**EXERCISE**:
Copy every line of the data that contains the string "structured".

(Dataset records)
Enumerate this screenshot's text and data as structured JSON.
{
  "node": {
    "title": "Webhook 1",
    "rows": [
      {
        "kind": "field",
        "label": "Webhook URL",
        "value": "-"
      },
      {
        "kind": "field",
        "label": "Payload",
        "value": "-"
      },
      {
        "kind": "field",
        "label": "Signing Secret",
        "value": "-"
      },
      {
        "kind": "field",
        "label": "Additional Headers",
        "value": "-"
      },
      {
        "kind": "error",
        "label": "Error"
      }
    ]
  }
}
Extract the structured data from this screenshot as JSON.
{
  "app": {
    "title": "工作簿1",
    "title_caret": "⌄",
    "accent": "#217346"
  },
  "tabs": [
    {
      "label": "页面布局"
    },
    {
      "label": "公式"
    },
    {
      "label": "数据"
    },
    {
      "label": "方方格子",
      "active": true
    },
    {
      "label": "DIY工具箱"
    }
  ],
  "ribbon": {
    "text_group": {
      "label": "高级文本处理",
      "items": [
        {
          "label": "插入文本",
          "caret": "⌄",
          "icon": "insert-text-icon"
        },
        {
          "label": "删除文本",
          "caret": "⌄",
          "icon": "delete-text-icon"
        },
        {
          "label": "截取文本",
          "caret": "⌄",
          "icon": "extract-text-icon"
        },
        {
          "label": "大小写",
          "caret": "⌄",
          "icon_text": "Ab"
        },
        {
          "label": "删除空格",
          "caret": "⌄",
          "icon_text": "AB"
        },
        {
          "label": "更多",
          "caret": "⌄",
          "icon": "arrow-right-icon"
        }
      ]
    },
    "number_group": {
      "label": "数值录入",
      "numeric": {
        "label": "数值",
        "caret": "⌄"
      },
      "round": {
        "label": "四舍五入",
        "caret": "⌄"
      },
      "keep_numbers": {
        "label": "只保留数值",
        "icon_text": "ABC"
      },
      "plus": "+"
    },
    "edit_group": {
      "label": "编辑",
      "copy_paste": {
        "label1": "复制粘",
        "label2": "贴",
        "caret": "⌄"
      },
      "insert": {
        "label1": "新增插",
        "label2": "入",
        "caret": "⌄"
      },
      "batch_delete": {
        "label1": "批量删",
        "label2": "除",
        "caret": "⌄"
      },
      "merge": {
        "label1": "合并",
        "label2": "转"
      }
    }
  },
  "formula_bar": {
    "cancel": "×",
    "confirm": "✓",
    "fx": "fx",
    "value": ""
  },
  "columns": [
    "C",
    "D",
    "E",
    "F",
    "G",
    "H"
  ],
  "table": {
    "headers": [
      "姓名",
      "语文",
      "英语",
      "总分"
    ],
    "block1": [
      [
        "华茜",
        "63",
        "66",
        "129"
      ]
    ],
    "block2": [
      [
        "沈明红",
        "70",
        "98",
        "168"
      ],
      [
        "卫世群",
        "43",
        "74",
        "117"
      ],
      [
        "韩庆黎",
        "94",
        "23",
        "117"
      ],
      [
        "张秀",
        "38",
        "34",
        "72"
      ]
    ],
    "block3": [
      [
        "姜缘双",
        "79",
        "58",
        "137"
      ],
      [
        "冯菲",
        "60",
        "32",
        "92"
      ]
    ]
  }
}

**EXERCISE RESPONSE**:
Enumerate this screenshot's text and data as structured JSON.
Extract the structured data from this screenshot as JSON.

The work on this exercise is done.